Description of the task.
Put the records from the first line through the line containing "workbench-title: SharePoint Workbench" into a Markdown table with the columns Row and Line, numbering each row and omitting any blank lines.

Excerpted records.
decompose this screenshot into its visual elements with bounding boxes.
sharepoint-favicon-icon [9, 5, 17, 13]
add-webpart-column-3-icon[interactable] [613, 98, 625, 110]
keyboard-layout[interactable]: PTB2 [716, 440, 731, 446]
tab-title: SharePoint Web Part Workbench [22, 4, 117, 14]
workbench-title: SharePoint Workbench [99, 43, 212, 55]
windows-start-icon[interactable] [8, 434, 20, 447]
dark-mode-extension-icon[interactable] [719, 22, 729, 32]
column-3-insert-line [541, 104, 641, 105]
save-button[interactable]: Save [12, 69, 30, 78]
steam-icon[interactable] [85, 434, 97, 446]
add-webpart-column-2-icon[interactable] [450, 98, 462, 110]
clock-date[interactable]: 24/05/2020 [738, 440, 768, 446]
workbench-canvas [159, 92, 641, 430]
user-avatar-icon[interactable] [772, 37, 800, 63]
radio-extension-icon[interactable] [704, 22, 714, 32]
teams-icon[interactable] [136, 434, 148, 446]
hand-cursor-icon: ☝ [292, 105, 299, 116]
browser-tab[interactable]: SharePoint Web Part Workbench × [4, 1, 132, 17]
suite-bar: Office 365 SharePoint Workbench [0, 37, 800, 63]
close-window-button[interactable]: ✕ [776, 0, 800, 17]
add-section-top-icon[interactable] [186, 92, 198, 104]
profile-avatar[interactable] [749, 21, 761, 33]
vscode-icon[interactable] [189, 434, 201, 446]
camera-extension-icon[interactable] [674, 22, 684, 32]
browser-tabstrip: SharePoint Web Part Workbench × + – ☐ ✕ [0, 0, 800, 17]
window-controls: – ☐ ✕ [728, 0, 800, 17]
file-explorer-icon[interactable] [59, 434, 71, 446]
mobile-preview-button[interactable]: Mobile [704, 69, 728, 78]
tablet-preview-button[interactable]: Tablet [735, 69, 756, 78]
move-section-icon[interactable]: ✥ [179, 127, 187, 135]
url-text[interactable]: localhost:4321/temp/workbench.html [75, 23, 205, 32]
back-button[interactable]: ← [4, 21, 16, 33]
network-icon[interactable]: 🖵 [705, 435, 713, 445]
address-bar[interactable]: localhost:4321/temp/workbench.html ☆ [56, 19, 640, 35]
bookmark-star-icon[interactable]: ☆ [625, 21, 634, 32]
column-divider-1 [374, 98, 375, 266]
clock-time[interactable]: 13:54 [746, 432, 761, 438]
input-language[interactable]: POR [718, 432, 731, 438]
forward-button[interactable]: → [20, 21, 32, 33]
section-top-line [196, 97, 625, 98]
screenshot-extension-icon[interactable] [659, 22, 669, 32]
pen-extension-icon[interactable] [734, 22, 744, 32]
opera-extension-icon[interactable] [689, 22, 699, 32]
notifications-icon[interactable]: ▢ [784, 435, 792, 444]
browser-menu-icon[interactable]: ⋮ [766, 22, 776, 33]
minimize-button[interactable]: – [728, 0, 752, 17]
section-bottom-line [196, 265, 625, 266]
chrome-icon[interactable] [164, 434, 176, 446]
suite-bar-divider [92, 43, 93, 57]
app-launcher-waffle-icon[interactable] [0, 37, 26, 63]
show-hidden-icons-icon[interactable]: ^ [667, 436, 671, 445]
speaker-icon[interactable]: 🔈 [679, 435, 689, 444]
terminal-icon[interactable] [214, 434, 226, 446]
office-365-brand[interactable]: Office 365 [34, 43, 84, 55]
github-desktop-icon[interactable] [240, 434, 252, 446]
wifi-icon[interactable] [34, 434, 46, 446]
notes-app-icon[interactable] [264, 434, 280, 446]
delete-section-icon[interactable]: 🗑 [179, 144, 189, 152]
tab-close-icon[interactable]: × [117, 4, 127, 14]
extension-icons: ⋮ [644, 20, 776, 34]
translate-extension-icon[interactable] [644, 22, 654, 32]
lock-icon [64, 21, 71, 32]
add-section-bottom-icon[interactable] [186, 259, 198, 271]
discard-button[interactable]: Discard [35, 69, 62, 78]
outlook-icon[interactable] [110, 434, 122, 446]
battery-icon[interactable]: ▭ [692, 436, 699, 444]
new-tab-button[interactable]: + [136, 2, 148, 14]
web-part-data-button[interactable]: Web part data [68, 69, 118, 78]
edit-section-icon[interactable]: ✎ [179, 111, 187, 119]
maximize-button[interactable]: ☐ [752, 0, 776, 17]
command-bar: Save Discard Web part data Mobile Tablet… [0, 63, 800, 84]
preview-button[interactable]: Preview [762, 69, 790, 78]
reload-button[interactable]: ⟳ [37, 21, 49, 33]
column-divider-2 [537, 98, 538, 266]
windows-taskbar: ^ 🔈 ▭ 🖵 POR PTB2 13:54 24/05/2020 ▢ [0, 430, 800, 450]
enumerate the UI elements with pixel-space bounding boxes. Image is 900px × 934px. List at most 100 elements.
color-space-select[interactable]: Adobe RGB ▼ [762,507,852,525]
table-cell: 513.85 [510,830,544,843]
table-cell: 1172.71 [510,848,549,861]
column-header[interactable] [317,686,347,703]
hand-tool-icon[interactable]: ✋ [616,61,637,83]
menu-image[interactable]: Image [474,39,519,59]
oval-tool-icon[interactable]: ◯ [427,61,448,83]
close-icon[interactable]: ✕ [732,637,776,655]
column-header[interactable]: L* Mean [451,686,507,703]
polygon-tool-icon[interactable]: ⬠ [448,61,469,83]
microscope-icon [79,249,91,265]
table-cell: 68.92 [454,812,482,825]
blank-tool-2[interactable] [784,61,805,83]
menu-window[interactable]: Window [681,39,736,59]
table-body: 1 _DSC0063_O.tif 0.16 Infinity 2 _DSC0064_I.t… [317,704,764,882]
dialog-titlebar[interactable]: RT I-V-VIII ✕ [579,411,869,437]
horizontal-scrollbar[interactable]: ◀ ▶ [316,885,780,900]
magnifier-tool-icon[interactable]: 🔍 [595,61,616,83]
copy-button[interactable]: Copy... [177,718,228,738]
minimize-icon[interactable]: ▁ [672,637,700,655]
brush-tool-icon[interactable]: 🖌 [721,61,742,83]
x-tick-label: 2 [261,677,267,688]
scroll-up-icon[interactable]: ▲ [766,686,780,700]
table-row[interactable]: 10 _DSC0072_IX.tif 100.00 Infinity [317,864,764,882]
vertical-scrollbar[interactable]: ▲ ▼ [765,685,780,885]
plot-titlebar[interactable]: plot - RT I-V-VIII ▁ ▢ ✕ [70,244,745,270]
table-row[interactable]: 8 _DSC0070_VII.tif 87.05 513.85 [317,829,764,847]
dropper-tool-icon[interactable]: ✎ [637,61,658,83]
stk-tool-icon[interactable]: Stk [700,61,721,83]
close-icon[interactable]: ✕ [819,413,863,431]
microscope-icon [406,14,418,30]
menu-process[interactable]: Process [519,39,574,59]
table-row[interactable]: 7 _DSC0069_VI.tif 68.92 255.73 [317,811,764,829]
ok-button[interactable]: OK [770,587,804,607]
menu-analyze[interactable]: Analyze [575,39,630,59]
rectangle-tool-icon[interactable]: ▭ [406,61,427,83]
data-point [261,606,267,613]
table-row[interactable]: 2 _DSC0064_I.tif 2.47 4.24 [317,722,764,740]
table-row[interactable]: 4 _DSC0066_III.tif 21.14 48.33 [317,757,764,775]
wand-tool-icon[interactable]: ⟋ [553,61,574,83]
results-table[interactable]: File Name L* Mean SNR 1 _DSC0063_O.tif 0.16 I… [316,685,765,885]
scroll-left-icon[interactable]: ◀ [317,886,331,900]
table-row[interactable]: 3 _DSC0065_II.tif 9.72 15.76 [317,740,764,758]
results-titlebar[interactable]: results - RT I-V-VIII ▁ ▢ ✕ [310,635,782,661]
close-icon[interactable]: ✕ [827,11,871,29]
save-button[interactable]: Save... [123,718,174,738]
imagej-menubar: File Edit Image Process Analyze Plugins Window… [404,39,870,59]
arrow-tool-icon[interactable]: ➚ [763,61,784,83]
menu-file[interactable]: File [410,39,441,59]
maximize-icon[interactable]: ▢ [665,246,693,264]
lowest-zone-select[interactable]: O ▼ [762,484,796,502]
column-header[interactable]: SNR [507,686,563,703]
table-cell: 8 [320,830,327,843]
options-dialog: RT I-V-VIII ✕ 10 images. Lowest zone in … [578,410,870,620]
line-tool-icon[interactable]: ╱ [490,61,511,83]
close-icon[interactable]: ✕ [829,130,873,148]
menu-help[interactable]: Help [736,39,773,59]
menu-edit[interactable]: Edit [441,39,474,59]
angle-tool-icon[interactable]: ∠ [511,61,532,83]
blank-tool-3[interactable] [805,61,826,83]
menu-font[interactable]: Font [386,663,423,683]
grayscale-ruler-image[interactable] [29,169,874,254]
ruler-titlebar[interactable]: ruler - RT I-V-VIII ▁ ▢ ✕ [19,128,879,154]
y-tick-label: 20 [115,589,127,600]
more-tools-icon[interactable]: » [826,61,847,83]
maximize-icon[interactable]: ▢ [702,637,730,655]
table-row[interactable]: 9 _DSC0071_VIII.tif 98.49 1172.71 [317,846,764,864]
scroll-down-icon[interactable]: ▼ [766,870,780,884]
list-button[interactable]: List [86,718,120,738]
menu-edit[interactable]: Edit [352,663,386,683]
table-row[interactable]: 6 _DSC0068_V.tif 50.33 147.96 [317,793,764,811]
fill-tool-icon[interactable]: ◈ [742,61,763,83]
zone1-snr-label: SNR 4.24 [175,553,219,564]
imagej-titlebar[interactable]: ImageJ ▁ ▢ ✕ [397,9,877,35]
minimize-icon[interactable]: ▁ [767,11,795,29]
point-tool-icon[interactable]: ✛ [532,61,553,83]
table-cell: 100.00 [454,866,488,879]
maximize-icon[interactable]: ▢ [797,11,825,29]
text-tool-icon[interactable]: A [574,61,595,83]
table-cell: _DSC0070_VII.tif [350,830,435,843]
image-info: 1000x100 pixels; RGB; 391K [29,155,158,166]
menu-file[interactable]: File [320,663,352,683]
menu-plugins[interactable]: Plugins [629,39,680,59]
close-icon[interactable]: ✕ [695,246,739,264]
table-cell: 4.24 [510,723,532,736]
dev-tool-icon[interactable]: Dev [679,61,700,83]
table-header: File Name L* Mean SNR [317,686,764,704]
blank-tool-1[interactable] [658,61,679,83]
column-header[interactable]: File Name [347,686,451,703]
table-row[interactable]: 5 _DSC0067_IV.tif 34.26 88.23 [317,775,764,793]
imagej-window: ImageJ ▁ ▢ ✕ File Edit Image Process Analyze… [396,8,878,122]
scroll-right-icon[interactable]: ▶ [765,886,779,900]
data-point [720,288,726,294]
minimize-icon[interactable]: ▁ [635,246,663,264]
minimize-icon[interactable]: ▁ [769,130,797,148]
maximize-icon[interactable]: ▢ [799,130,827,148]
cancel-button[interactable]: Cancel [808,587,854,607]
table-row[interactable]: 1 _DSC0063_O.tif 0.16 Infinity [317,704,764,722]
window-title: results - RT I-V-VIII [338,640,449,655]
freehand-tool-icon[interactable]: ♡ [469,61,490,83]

Expected answer.
| Row | Line |
|---|---|
| 1 | decompose this screenshot into its visual elements with bounding boxes. |
| 2 | sharepoint-favicon-icon [9, 5, 17, 13] |
| 3 | add-webpart-column-3-icon[interactable] [613, 98, 625, 110] |
| 4 | keyboard-layout[interactable]: PTB2 [716, 440, 731, 446] |
| 5 | tab-title: SharePoint Web Part Workbench [22, 4, 117, 14] |
| 6 | workbench-title: SharePoint Workbench [99, 43, 212, 55] |